▶ [Data listing]
╔══

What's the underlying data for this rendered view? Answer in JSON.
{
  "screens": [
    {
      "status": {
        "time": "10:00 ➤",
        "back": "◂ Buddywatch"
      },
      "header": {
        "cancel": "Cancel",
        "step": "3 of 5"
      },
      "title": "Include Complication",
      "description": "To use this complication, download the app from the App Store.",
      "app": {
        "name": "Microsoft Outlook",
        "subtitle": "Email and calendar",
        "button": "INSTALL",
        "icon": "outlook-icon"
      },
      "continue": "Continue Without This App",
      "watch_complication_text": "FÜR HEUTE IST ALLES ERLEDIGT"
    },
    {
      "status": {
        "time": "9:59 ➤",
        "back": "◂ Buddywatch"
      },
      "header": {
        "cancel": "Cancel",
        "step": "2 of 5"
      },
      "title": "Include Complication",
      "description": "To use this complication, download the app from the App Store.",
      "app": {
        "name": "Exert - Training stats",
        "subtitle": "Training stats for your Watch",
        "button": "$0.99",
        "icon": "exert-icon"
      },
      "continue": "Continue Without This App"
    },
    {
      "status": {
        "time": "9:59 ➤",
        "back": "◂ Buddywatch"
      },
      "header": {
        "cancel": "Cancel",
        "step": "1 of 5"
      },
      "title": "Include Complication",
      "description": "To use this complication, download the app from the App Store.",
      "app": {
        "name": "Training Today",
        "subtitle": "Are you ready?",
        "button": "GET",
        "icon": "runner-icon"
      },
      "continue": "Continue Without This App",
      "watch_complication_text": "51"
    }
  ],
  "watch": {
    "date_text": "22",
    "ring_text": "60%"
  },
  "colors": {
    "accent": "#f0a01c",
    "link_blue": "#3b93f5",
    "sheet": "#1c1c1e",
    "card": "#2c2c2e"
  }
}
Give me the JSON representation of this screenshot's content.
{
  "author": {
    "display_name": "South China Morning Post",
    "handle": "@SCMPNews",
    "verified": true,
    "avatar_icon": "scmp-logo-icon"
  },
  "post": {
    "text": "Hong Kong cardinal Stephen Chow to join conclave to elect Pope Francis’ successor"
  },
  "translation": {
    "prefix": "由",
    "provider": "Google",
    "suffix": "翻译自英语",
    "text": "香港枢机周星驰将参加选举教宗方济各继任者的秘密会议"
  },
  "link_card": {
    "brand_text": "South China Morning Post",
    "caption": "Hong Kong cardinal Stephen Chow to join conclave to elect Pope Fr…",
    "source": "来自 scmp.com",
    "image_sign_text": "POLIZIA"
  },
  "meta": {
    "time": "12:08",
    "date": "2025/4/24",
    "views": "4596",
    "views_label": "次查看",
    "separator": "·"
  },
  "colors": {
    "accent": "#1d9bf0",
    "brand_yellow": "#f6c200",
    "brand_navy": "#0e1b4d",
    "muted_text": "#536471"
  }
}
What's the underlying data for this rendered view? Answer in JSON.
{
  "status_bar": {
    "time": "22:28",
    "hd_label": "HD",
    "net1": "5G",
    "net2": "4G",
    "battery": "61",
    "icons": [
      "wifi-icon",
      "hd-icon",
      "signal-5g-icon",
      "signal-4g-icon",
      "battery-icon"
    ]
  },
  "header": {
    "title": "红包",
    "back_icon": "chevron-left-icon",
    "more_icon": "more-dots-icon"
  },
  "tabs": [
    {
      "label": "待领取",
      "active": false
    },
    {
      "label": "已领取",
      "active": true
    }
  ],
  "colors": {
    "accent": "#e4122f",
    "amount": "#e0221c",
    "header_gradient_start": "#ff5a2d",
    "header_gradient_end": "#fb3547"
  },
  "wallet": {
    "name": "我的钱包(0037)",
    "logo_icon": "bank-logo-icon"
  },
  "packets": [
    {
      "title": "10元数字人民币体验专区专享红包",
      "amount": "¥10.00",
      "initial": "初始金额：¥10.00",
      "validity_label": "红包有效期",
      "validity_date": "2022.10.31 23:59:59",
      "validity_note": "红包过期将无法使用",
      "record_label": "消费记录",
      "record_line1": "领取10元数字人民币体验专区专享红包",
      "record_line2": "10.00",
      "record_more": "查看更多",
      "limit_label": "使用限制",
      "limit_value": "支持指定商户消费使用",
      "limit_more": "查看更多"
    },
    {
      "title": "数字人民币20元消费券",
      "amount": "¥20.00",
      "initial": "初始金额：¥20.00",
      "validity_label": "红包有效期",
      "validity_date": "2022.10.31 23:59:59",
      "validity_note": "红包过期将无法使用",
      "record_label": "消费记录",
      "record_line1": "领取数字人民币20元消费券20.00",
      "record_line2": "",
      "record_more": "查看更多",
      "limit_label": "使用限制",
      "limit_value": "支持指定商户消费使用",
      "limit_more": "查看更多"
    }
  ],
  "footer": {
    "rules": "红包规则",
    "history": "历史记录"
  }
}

╚══

▶ [AIM] Please output the entire listing exactly as it stands.

▶ [TASK SOLUTION]
What's the underlying data for this rendered view? Answer in JSON.
{
  "screens": [
    {
      "status": {
        "time": "10:00 ➤",
        "back": "◂ Buddywatch"
      },
      "header": {
        "cancel": "Cancel",
        "step": "3 of 5"
      },
      "title": "Include Complication",
      "description": "To use this complication, download the app from the App Store.",
      "app": {
        "name": "Microsoft Outlook",
        "subtitle": "Email and calendar",
        "button": "INSTALL",
        "icon": "outlook-icon"
      },
      "continue": "Continue Without This App",
      "watch_complication_text": "FÜR HEUTE IST ALLES ERLEDIGT"
    },
    {
      "status": {
        "time": "9:59 ➤",
        "back": "◂ Buddywatch"
      },
      "header": {
        "cancel": "Cancel",
        "step": "2 of 5"
      },
      "title": "Include Complication",
      "description": "To use this complication, download the app from the App Store.",
      "app": {
        "name": "Exert - Training stats",
        "subtitle": "Training stats for your Watch",
        "button": "$0.99",
        "icon": "exert-icon"
      },
      "continue": "Continue Without This App"
    },
    {
      "status": {
        "time": "9:59 ➤",
        "back": "◂ Buddywatch"
      },
      "header": {
        "cancel": "Cancel",
        "step": "1 of 5"
      },
      "title": "Include Complication",
      "description": "To use this complication, download the app from the App Store.",
      "app": {
        "name": "Training Today",
        "subtitle": "Are you ready?",
        "button": "GET",
        "icon": "runner-icon"
      },
      "continue": "Continue Without This App",
      "watch_complication_text": "51"
    }
  ],
  "watch": {
    "date_text": "22",
    "ring_text": "60%"
  },
  "colors": {
    "accent": "#f0a01c",
    "link_blue": "#3b93f5",
    "sheet": "#1c1c1e",
    "card": "#2c2c2e"
  }
}
Give me the JSON representation of this screenshot's content.
{
  "author": {
    "display_name": "South China Morning Post",
    "handle": "@SCMPNews",
    "verified": true,
    "avatar_icon": "scmp-logo-icon"
  },
  "post": {
    "text": "Hong Kong cardinal Stephen Chow to join conclave to elect Pope Francis’ successor"
  },
  "translation": {
    "prefix": "由",
    "provider": "Google",
    "suffix": "翻译自英语",
    "text": "香港枢机周星驰将参加选举教宗方济各继任者的秘密会议"
  },
  "link_card": {
    "brand_text": "South China Morning Post",
    "caption": "Hong Kong cardinal Stephen Chow to join conclave to elect Pope Fr…",
    "source": "来自 scmp.com",
    "image_sign_text": "POLIZIA"
  },
  "meta": {
    "time": "12:08",
    "date": "2025/4/24",
    "views": "4596",
    "views_label": "次查看",
    "separator": "·"
  },
  "colors": {
    "accent": "#1d9bf0",
    "brand_yellow": "#f6c200",
    "brand_navy": "#0e1b4d",
    "muted_text": "#536471"
  }
}
What's the underlying data for this rendered view? Answer in JSON.
{
  "status_bar": {
    "time": "22:28",
    "hd_label": "HD",
    "net1": "5G",
    "net2": "4G",
    "battery": "61",
    "icons": [
      "wifi-icon",
      "hd-icon",
      "signal-5g-icon",
      "signal-4g-icon",
      "battery-icon"
    ]
  },
  "header": {
    "title": "红包",
    "back_icon": "chevron-left-icon",
    "more_icon": "more-dots-icon"
  },
  "tabs": [
    {
      "label": "待领取",
      "active": false
    },
    {
      "label": "已领取",
      "active": true
    }
  ],
  "colors": {
    "accent": "#e4122f",
    "amount": "#e0221c",
    "header_gradient_start": "#ff5a2d",
    "header_gradient_end": "#fb3547"
  },
  "wallet": {
    "name": "我的钱包(0037)",
    "logo_icon": "bank-logo-icon"
  },
  "packets": [
    {
      "title": "10元数字人民币体验专区专享红包",
      "amount": "¥10.00",
      "initial": "初始金额：¥10.00",
      "validity_label": "红包有效期",
      "validity_date": "2022.10.31 23:59:59",
      "validity_note": "红包过期将无法使用",
      "record_label": "消费记录",
      "record_line1": "领取10元数字人民币体验专区专享红包",
      "record_line2": "10.00",
      "record_more": "查看更多",
      "limit_label": "使用限制",
      "limit_value": "支持指定商户消费使用",
      "limit_more": "查看更多"
    },
    {
      "title": "数字人民币20元消费券",
      "amount": "¥20.00",
      "initial": "初始金额：¥20.00",
      "validity_label": "红包有效期",
      "validity_date": "2022.10.31 23:59:59",
      "validity_note": "红包过期将无法使用",
      "record_label": "消费记录",
      "record_line1": "领取数字人民币20元消费券20.00",
      "record_line2": "",
      "record_more": "查看更多",
      "limit_label": "使用限制",
      "limit_value": "支持指定商户消费使用",
      "limit_more": "查看更多"
    }
  ],
  "footer": {
    "rules": "红包规则",
    "history": "历史记录"
  }
}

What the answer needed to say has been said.